Return every record below exactly as written, omitting any pictures.

**Records for this task:**
-=-=-=-=-

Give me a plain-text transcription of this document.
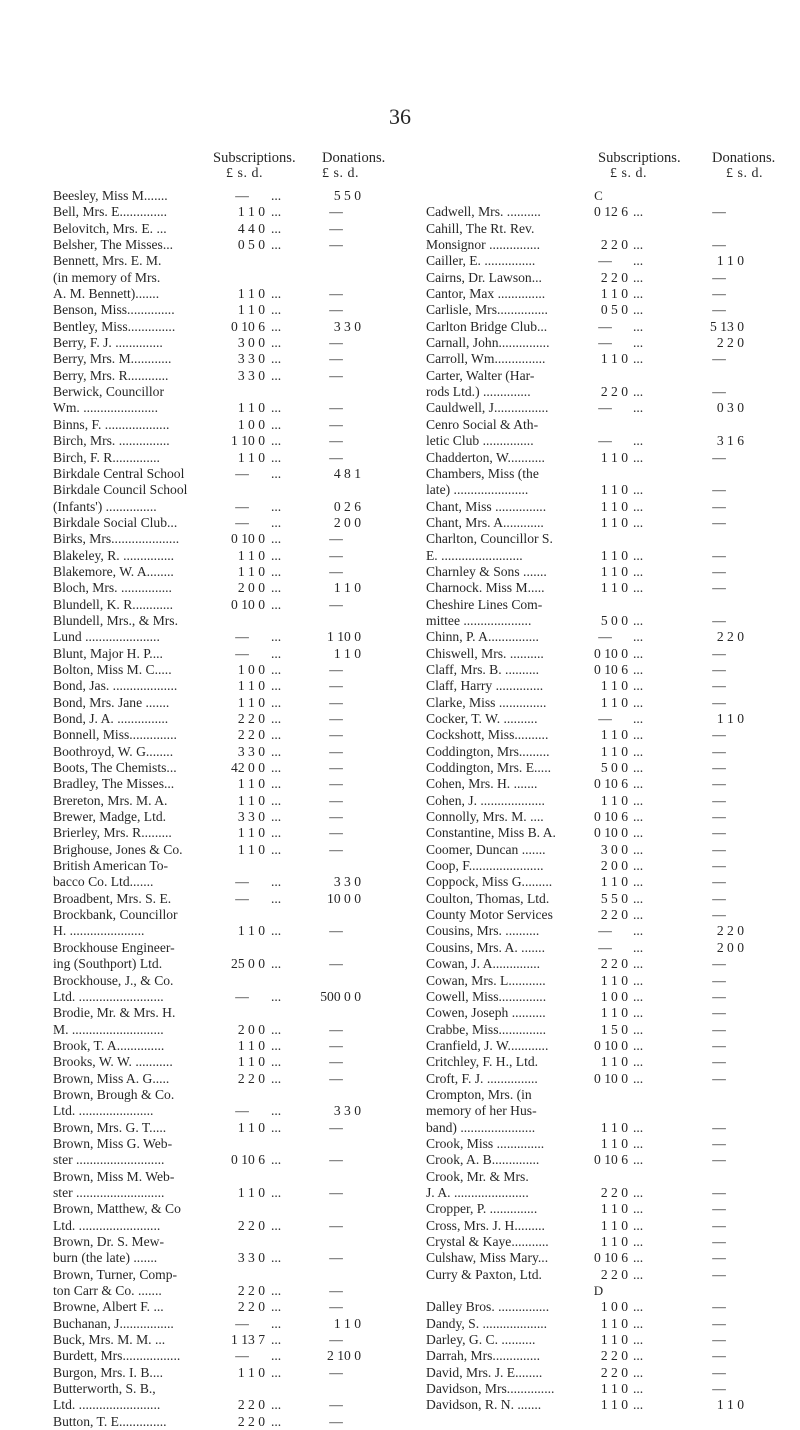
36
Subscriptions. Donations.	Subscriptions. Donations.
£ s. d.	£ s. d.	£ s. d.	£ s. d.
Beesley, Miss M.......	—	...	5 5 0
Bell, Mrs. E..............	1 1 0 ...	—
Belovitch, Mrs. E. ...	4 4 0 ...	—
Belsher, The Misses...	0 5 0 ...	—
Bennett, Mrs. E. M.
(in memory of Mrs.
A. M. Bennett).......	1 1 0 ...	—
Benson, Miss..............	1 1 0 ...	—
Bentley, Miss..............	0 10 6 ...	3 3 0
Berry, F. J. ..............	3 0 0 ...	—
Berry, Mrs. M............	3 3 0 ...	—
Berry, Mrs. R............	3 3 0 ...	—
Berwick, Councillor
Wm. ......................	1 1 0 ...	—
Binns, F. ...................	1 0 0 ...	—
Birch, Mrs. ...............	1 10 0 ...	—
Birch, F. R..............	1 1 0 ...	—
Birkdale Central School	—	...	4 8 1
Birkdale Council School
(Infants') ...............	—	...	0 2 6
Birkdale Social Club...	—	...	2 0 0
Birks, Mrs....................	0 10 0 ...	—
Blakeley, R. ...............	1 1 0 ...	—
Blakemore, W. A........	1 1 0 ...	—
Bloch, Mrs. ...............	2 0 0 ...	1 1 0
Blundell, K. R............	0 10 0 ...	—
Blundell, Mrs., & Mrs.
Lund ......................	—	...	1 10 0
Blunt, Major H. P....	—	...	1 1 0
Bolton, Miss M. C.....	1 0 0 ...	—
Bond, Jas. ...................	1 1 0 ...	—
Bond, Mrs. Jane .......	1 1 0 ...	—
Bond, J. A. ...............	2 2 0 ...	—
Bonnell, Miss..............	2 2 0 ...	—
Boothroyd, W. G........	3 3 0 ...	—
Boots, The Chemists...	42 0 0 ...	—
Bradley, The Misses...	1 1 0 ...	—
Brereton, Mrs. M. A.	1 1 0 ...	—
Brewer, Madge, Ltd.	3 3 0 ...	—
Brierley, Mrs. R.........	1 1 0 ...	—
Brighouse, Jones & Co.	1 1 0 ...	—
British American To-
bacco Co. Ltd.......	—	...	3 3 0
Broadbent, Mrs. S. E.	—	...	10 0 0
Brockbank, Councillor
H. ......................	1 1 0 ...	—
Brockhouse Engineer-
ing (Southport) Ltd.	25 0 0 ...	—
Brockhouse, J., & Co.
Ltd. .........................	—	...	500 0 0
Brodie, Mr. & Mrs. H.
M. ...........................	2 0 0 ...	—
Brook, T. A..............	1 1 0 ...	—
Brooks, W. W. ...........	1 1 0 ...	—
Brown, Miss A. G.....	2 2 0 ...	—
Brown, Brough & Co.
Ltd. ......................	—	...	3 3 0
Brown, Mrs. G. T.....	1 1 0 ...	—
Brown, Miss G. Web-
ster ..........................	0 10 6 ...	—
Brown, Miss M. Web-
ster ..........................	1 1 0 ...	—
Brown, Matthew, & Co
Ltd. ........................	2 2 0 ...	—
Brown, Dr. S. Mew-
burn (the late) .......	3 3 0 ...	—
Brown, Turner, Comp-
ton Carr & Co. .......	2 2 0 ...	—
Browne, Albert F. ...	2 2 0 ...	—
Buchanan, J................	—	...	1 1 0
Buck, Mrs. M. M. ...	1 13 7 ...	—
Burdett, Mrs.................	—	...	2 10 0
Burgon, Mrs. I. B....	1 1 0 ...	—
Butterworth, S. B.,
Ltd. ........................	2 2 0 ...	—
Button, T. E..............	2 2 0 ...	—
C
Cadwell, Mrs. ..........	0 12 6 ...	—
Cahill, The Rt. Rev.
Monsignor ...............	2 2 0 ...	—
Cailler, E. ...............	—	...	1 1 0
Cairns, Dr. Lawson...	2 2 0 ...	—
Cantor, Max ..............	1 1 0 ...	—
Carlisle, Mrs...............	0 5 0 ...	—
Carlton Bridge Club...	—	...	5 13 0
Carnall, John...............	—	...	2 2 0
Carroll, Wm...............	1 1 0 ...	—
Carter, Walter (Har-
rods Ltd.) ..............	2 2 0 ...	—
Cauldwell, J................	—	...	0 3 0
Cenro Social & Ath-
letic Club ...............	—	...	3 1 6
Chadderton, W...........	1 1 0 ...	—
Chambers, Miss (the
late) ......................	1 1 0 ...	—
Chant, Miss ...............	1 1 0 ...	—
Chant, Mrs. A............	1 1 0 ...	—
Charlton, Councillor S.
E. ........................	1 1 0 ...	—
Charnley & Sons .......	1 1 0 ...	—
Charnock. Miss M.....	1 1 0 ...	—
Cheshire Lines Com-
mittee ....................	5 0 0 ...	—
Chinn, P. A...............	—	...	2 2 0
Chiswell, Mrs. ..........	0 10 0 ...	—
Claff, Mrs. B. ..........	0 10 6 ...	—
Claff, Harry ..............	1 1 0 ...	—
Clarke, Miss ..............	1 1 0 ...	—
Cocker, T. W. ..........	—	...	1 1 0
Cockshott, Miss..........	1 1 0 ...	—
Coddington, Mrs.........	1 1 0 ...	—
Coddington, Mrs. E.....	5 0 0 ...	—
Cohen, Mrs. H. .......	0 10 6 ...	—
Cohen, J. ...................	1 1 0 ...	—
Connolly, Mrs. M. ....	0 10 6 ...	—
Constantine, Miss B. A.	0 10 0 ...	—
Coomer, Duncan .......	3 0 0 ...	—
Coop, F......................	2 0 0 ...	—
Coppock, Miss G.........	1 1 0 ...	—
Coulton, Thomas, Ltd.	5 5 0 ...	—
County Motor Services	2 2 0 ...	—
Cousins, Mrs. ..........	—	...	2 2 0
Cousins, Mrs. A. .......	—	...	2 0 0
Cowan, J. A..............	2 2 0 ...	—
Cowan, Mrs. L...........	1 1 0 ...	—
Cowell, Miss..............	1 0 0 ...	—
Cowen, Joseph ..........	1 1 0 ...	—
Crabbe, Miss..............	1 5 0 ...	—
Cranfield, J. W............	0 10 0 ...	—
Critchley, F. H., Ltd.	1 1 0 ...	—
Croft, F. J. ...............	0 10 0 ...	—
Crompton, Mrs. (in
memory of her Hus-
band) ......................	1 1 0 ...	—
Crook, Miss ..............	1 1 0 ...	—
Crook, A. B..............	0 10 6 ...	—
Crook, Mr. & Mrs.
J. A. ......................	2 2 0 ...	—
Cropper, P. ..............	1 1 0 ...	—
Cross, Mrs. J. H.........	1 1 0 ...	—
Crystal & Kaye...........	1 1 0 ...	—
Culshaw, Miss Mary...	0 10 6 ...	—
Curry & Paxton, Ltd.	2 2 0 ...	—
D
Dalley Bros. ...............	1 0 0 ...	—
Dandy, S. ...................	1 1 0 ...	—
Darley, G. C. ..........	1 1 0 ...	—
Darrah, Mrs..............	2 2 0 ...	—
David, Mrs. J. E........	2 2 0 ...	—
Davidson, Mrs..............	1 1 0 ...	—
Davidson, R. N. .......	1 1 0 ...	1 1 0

-=-=-=-=-

**Written answer:**
Give me a plain-text transcription of this document.
36
Subscriptions. Donations.	Subscriptions. Donations.
£ s. d.	£ s. d.	£ s. d.	£ s. d.
Beesley, Miss M.......	—	...	5 5 0
Bell, Mrs. E..............	1 1 0 ...	—
Belovitch, Mrs. E. ...	4 4 0 ...	—
Belsher, The Misses...	0 5 0 ...	—
Bennett, Mrs. E. M.
(in memory of Mrs.
A. M. Bennett).......	1 1 0 ...	—
Benson, Miss..............	1 1 0 ...	—
Bentley, Miss..............	0 10 6 ...	3 3 0
Berry, F. J. ..............	3 0 0 ...	—
Berry, Mrs. M............	3 3 0 ...	—
Berry, Mrs. R............	3 3 0 ...	—
Berwick, Councillor
Wm. ......................	1 1 0 ...	—
Binns, F. ...................	1 0 0 ...	—
Birch, Mrs. ...............	1 10 0 ...	—
Birch, F. R..............	1 1 0 ...	—
Birkdale Central School	—	...	4 8 1
Birkdale Council School
(Infants') ...............	—	...	0 2 6
Birkdale Social Club...	—	...	2 0 0
Birks, Mrs....................	0 10 0 ...	—
Blakeley, R. ...............	1 1 0 ...	—
Blakemore, W. A........	1 1 0 ...	—
Bloch, Mrs. ...............	2 0 0 ...	1 1 0
Blundell, K. R............	0 10 0 ...	—
Blundell, Mrs., & Mrs.
Lund ......................	—	...	1 10 0
Blunt, Major H. P....	—	...	1 1 0
Bolton, Miss M. C.....	1 0 0 ...	—
Bond, Jas. ...................	1 1 0 ...	—
Bond, Mrs. Jane .......	1 1 0 ...	—
Bond, J. A. ...............	2 2 0 ...	—
Bonnell, Miss..............	2 2 0 ...	—
Boothroyd, W. G........	3 3 0 ...	—
Boots, The Chemists...	42 0 0 ...	—
Bradley, The Misses...	1 1 0 ...	—
Brereton, Mrs. M. A.	1 1 0 ...	—
Brewer, Madge, Ltd.	3 3 0 ...	—
Brierley, Mrs. R.........	1 1 0 ...	—
Brighouse, Jones & Co.	1 1 0 ...	—
British American To-
bacco Co. Ltd.......	—	...	3 3 0
Broadbent, Mrs. S. E.	—	...	10 0 0
Brockbank, Councillor
H. ......................	1 1 0 ...	—
Brockhouse Engineer-
ing (Southport) Ltd.	25 0 0 ...	—
Brockhouse, J., & Co.
Ltd. .........................	—	...	500 0 0
Brodie, Mr. & Mrs. H.
M. ...........................	2 0 0 ...	—
Brook, T. A..............	1 1 0 ...	—
Brooks, W. W. ...........	1 1 0 ...	—
Brown, Miss A. G.....	2 2 0 ...	—
Brown, Brough & Co.
Ltd. ......................	—	...	3 3 0
Brown, Mrs. G. T.....	1 1 0 ...	—
Brown, Miss G. Web-
ster ..........................	0 10 6 ...	—
Brown, Miss M. Web-
ster ..........................	1 1 0 ...	—
Brown, Matthew, & Co
Ltd. ........................	2 2 0 ...	—
Brown, Dr. S. Mew-
burn (the late) .......	3 3 0 ...	—
Brown, Turner, Comp-
ton Carr & Co. .......	2 2 0 ...	—
Browne, Albert F. ...	2 2 0 ...	—
Buchanan, J................	—	...	1 1 0
Buck, Mrs. M. M. ...	1 13 7 ...	—
Burdett, Mrs.................	—	...	2 10 0
Burgon, Mrs. I. B....	1 1 0 ...	—
Butterworth, S. B.,
Ltd. ........................	2 2 0 ...	—
Button, T. E..............	2 2 0 ...	—
C
Cadwell, Mrs. ..........	0 12 6 ...	—
Cahill, The Rt. Rev.
Monsignor ...............	2 2 0 ...	—
Cailler, E. ...............	—	...	1 1 0
Cairns, Dr. Lawson...	2 2 0 ...	—
Cantor, Max ..............	1 1 0 ...	—
Carlisle, Mrs...............	0 5 0 ...	—
Carlton Bridge Club...	—	...	5 13 0
Carnall, John...............	—	...	2 2 0
Carroll, Wm...............	1 1 0 ...	—
Carter, Walter (Har-
rods Ltd.) ..............	2 2 0 ...	—
Cauldwell, J................	—	...	0 3 0
Cenro Social & Ath-
letic Club ...............	—	...	3 1 6
Chadderton, W...........	1 1 0 ...	—
Chambers, Miss (the
late) ......................	1 1 0 ...	—
Chant, Miss ...............	1 1 0 ...	—
Chant, Mrs. A............	1 1 0 ...	—
Charlton, Councillor S.
E. ........................	1 1 0 ...	—
Charnley & Sons .......	1 1 0 ...	—
Charnock. Miss M.....	1 1 0 ...	—
Cheshire Lines Com-
mittee ....................	5 0 0 ...	—
Chinn, P. A...............	—	...	2 2 0
Chiswell, Mrs. ..........	0 10 0 ...	—
Claff, Mrs. B. ..........	0 10 6 ...	—
Claff, Harry ..............	1 1 0 ...	—
Clarke, Miss ..............	1 1 0 ...	—
Cocker, T. W. ..........	—	...	1 1 0
Cockshott, Miss..........	1 1 0 ...	—
Coddington, Mrs.........	1 1 0 ...	—
Coddington, Mrs. E.....	5 0 0 ...	—
Cohen, Mrs. H. .......	0 10 6 ...	—
Cohen, J. ...................	1 1 0 ...	—
Connolly, Mrs. M. ....	0 10 6 ...	—
Constantine, Miss B. A.	0 10 0 ...	—
Coomer, Duncan .......	3 0 0 ...	—
Coop, F......................	2 0 0 ...	—
Coppock, Miss G.........	1 1 0 ...	—
Coulton, Thomas, Ltd.	5 5 0 ...	—
County Motor Services	2 2 0 ...	—
Cousins, Mrs. ..........	—	...	2 2 0
Cousins, Mrs. A. .......	—	...	2 0 0
Cowan, J. A..............	2 2 0 ...	—
Cowan, Mrs. L...........	1 1 0 ...	—
Cowell, Miss..............	1 0 0 ...	—
Cowen, Joseph ..........	1 1 0 ...	—
Crabbe, Miss..............	1 5 0 ...	—
Cranfield, J. W............	0 10 0 ...	—
Critchley, F. H., Ltd.	1 1 0 ...	—
Croft, F. J. ...............	0 10 0 ...	—
Crompton, Mrs. (in
memory of her Hus-
band) ......................	1 1 0 ...	—
Crook, Miss ..............	1 1 0 ...	—
Crook, A. B..............	0 10 6 ...	—
Crook, Mr. & Mrs.
J. A. ......................	2 2 0 ...	—
Cropper, P. ..............	1 1 0 ...	—
Cross, Mrs. J. H.........	1 1 0 ...	—
Crystal & Kaye...........	1 1 0 ...	—
Culshaw, Miss Mary...	0 10 6 ...	—
Curry & Paxton, Ltd.	2 2 0 ...	—
D
Dalley Bros. ...............	1 0 0 ...	—
Dandy, S. ...................	1 1 0 ...	—
Darley, G. C. ..........	1 1 0 ...	—
Darrah, Mrs..............	2 2 0 ...	—
David, Mrs. J. E........	2 2 0 ...	—
Davidson, Mrs..............	1 1 0 ...	—
Davidson, R. N. .......	1 1 0 ...	1 1 0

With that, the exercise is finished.